Please read the project overview for "Pseudos ABINIT" below: under which version control system are the per-atomic-number repositories kept?

Start Passage to read

Project "Pseudos ABINIT" : global view

Global long-term objective :
G1. To have, on the Web, sets of validated pseudopotentials, for the whole periodic table,
for different exchange-correlation functionals, with different possibilities of semi-core electrons
(e.g. for GW), different cut-off radii (e.g. high pressure application), with an optimal cut-off energy.
G2. To have a Web portal for the generation / validation of new pseudopotentials.


Intermediate objectives (more and more difficult steps):
O1. Robust generation of one pseudopotential, be given the atomic number
    (for a given exchange-correlation functional, definition of semi-core electrons, definition of cut-off radii)
    The cut-off energy does not matter at this stage.
O2. Computation of selected physical properties for selected systems, associated with one given pseudopotential
    (automatic computation of the cut-off energy, computation of the total energy, the interatomic distance,
     the lattice parameter of the elemental solid and one oxide, also dimer). Results presented on the Web.
O3. Validation of pseudopotential with respect to a reference
O4. Semi-automatic improvement of the generation of the pseudopotential :
      more accurate physical properties, better energy cut-off
O5. Automatic generation of one set of pseudopotentials, and associated automatic procedure of calculation, validation.
Also, one should develop tools for 
O6. The transfer to the Web of the different results of the objectives.

Components (database)
D1. A set of repositories (one for each atomic number), under the Version Control System bazaar, that can be accessed
      by all ABINIT developers as well as buildbot. 
      Access : bzr+ssh://psps@archives.abinit.org/forge/psps/<Z-symbol>
      where <Z-symbol> is the atomic number (three digits) followed by the symbol, with a dash in between, e.g. 001-H,
      or 092-U .
      Each of these repository is an "ATOM repository", and will contain subdirectories
      of two kinds, see section D2 and D3.

End Passage to read
Start Data segment

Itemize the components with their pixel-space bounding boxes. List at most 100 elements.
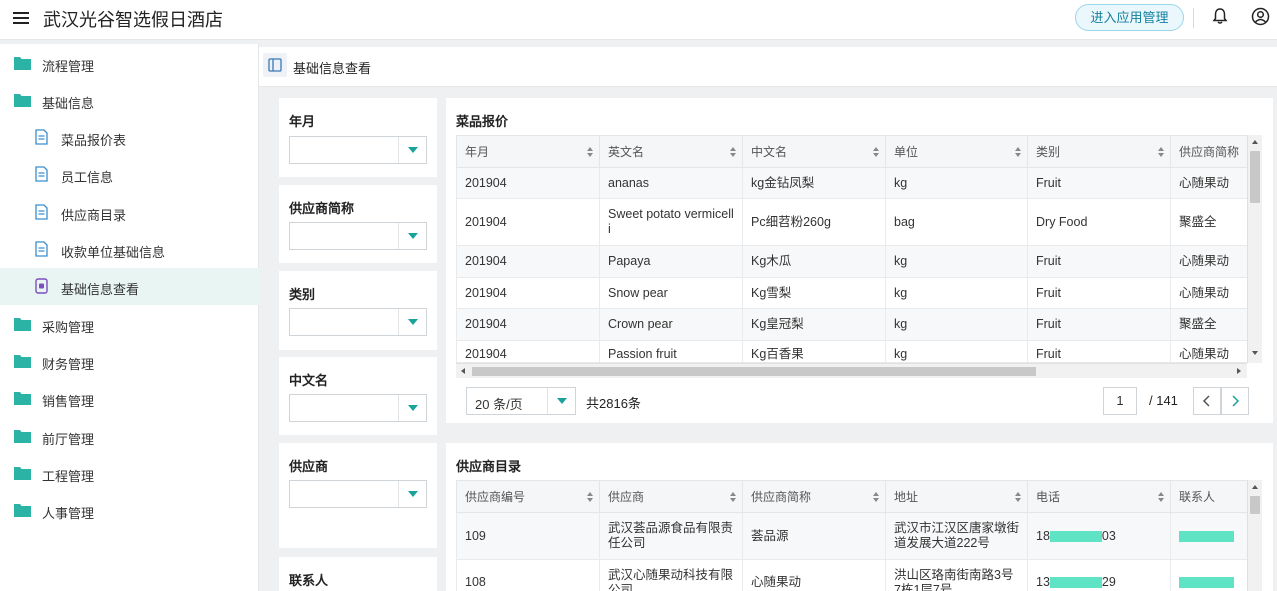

End Data segment

> **Written answer**
Bazaar.